What is needed:
Gather each line containing the string "область" from these entries.

Data excerpts:
·····

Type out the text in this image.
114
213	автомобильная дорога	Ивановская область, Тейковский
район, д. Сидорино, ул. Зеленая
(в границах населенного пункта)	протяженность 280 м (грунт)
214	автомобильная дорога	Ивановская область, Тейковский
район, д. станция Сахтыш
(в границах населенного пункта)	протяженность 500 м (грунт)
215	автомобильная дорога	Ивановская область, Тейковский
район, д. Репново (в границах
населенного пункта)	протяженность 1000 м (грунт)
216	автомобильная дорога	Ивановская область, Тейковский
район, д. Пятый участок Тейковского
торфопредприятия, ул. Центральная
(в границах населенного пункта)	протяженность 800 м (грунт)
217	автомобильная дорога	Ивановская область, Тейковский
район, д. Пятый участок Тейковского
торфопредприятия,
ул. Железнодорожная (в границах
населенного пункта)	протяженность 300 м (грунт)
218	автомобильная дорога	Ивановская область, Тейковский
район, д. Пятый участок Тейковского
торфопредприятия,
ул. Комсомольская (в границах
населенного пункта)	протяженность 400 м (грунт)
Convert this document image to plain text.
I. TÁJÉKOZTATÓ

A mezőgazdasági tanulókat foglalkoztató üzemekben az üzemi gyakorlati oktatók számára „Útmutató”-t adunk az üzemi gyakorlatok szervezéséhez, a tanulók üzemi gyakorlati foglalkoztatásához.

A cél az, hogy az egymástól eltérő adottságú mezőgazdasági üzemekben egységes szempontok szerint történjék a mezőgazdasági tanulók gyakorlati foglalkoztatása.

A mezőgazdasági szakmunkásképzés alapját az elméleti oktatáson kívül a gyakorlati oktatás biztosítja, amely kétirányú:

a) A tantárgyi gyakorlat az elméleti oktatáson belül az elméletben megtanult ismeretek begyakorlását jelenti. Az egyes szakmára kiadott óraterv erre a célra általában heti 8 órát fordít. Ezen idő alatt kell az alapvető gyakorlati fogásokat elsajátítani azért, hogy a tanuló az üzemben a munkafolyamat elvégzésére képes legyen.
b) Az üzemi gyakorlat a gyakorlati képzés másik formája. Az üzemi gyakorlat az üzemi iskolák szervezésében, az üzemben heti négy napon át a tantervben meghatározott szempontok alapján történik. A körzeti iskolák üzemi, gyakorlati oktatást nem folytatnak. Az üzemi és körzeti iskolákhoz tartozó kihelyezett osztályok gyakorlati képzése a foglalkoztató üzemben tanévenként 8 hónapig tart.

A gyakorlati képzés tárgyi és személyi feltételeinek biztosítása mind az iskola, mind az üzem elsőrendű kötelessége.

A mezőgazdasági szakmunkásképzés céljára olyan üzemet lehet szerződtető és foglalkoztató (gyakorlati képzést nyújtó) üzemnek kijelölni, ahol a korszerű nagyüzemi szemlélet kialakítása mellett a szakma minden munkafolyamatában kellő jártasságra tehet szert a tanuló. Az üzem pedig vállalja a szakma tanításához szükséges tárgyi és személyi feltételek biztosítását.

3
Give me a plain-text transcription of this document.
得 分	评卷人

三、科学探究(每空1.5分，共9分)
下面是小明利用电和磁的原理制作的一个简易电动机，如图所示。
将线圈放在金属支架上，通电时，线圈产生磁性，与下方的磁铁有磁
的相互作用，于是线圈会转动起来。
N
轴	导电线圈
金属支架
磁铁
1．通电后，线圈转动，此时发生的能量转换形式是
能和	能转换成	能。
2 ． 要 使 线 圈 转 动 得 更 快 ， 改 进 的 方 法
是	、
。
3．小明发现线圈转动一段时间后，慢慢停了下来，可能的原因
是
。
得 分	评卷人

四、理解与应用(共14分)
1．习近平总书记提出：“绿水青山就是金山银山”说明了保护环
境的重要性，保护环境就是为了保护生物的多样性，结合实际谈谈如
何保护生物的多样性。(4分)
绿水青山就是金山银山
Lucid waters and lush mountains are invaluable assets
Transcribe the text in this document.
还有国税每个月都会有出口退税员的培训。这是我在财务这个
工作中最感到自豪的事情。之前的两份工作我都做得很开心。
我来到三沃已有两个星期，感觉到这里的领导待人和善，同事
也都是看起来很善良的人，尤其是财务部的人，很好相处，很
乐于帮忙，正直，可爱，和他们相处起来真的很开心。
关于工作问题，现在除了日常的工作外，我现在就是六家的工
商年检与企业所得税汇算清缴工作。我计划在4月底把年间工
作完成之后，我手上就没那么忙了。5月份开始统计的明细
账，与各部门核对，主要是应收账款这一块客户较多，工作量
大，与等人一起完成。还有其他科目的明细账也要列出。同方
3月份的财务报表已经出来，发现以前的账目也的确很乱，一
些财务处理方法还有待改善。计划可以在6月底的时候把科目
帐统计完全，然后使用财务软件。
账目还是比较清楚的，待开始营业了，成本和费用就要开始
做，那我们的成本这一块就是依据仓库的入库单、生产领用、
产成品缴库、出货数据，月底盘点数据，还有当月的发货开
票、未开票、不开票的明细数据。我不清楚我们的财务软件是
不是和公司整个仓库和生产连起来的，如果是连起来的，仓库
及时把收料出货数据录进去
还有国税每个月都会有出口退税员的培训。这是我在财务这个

·····

Exercise answer:
213	автомобильная дорога	Ивановская область, Тейковский
214	автомобильная дорога	Ивановская область, Тейковский
215	автомобильная дорога	Ивановская область, Тейковский
216	автомобильная дорога	Ивановская область, Тейковский
217	автомобильная дорога	Ивановская область, Тейковский
218	автомобильная дорога	Ивановская область, Тейковский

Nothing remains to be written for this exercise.